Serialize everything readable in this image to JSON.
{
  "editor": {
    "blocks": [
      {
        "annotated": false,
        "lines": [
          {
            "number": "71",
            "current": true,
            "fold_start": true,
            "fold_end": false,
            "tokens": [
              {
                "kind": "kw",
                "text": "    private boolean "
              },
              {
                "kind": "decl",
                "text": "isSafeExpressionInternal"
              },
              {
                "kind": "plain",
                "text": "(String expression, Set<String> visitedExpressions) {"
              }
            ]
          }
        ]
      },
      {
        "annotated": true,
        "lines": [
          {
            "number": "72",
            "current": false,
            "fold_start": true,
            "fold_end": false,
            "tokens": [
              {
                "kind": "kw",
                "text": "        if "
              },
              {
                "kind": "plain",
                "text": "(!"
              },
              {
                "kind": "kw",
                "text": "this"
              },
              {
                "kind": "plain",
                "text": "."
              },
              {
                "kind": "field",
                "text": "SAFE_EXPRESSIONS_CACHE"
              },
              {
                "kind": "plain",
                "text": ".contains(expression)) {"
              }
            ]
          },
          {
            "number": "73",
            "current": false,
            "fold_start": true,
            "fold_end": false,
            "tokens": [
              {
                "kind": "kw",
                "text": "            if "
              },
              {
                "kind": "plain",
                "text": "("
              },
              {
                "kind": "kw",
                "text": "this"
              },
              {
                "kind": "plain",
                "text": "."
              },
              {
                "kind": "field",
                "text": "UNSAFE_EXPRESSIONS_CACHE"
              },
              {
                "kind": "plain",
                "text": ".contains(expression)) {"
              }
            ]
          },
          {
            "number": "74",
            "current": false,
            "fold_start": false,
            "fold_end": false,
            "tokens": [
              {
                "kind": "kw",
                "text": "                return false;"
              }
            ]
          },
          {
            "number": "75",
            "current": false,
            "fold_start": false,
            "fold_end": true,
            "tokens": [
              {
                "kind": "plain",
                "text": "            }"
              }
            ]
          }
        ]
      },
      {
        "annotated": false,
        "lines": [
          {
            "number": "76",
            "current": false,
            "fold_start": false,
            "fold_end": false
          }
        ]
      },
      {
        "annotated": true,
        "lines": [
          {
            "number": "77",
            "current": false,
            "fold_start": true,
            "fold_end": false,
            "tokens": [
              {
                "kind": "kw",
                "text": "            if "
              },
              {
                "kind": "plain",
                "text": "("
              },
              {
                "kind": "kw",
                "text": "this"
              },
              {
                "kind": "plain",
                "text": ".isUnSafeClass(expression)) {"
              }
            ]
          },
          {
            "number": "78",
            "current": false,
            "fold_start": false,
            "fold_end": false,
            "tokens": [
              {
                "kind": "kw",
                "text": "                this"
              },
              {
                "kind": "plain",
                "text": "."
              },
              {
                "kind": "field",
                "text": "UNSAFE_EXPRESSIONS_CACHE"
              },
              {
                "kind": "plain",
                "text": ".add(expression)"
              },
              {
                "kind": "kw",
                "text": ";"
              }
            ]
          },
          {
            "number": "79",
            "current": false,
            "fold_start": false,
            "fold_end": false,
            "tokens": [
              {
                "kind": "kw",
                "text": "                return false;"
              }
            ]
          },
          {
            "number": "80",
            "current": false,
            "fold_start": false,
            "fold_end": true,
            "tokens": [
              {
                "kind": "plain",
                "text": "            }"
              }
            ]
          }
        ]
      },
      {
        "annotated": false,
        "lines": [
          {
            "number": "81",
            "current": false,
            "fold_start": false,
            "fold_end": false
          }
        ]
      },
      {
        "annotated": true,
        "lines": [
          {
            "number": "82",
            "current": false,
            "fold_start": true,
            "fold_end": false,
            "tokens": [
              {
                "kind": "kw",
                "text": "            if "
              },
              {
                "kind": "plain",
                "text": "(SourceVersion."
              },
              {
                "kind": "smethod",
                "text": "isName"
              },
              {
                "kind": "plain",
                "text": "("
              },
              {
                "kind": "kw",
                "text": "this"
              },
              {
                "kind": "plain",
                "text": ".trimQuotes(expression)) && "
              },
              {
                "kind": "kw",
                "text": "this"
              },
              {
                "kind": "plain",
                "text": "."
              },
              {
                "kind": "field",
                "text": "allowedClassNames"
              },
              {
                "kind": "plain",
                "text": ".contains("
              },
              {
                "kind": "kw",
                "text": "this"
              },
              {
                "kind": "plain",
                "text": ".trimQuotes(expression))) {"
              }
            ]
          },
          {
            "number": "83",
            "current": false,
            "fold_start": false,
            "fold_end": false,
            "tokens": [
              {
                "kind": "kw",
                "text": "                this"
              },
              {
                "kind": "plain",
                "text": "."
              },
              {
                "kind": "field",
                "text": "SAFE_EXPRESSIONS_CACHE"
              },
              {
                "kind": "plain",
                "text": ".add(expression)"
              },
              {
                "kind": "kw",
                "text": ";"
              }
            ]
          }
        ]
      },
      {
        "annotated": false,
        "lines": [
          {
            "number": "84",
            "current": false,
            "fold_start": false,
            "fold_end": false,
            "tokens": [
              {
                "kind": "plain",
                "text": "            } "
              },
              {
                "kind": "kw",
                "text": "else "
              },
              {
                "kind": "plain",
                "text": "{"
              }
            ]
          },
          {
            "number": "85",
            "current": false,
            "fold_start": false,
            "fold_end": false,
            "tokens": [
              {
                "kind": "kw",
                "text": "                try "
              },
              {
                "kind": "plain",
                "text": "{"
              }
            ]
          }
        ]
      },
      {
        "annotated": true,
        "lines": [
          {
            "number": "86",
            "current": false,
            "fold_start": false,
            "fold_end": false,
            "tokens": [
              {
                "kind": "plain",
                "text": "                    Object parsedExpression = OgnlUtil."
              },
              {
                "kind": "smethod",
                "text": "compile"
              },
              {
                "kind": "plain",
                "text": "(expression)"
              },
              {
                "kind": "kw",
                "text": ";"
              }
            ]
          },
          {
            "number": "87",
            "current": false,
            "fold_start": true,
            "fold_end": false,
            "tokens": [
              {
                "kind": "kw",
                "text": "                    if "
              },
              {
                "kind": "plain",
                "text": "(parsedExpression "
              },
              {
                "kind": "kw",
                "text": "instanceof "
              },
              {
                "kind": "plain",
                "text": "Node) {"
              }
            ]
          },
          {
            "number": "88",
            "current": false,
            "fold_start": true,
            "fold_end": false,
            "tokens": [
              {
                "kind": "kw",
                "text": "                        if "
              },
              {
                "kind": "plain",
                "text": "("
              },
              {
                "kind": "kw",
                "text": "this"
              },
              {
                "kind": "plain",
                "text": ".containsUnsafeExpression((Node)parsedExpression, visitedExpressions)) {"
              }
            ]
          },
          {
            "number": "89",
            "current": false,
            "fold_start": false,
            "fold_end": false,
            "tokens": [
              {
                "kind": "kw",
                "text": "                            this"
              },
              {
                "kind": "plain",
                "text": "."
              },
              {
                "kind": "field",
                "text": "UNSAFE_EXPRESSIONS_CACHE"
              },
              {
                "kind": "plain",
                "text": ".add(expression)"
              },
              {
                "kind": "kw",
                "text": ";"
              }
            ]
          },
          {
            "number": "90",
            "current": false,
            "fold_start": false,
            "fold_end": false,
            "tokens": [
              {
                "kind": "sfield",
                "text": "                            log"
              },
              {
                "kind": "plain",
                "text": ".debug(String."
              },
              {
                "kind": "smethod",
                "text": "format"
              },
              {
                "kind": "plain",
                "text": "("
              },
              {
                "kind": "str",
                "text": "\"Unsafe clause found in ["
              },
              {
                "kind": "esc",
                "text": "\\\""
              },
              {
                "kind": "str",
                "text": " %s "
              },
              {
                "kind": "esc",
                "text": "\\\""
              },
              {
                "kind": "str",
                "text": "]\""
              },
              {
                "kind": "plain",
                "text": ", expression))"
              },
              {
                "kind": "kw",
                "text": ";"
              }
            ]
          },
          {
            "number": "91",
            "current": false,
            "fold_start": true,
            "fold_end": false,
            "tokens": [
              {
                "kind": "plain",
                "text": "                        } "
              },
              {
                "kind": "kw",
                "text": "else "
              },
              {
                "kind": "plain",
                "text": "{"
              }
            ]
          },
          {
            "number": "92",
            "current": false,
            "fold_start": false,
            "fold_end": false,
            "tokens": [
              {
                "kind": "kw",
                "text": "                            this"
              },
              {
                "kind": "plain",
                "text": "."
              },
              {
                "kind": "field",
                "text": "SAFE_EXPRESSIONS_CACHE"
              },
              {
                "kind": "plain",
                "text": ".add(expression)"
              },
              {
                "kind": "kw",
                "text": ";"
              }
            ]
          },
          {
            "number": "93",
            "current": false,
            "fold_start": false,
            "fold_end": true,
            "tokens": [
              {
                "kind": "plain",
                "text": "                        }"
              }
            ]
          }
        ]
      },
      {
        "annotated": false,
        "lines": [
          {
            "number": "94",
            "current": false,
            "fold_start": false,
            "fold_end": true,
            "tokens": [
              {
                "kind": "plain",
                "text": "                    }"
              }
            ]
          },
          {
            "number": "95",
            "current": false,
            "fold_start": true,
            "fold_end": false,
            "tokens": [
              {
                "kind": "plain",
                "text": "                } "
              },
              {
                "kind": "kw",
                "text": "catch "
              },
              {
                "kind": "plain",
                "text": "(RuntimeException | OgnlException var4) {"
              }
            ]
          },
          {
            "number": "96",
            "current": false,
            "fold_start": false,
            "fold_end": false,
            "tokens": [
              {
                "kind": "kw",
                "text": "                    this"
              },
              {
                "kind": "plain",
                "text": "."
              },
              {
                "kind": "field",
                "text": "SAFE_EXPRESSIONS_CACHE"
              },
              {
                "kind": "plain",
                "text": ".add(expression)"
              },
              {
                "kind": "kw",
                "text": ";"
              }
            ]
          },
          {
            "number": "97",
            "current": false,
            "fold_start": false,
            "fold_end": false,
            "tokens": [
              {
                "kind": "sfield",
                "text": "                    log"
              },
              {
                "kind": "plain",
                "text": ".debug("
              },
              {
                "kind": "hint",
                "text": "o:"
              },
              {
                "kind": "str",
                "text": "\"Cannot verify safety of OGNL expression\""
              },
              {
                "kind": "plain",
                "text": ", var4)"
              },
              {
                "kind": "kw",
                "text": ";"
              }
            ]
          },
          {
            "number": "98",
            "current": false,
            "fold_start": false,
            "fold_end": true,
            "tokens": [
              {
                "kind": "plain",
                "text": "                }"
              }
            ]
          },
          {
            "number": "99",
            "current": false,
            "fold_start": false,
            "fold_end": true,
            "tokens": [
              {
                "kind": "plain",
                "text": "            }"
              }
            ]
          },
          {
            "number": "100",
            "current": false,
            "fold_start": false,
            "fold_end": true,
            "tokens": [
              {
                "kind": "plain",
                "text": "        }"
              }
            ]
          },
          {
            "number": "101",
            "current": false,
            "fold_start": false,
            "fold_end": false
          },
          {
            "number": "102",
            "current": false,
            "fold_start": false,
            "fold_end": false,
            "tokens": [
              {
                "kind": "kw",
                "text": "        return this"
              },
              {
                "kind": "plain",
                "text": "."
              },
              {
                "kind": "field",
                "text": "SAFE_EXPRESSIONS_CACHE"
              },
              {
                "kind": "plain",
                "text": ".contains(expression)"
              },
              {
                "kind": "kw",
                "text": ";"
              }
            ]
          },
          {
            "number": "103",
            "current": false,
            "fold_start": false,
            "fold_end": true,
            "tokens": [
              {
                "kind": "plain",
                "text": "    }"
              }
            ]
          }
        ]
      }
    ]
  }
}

⁂

## Aim
Copy every line in the records above that contains the word "String".

## Exercise response
                "text": "(String expression, Set<String> visitedExpressions) {"
                "text": ".debug(String."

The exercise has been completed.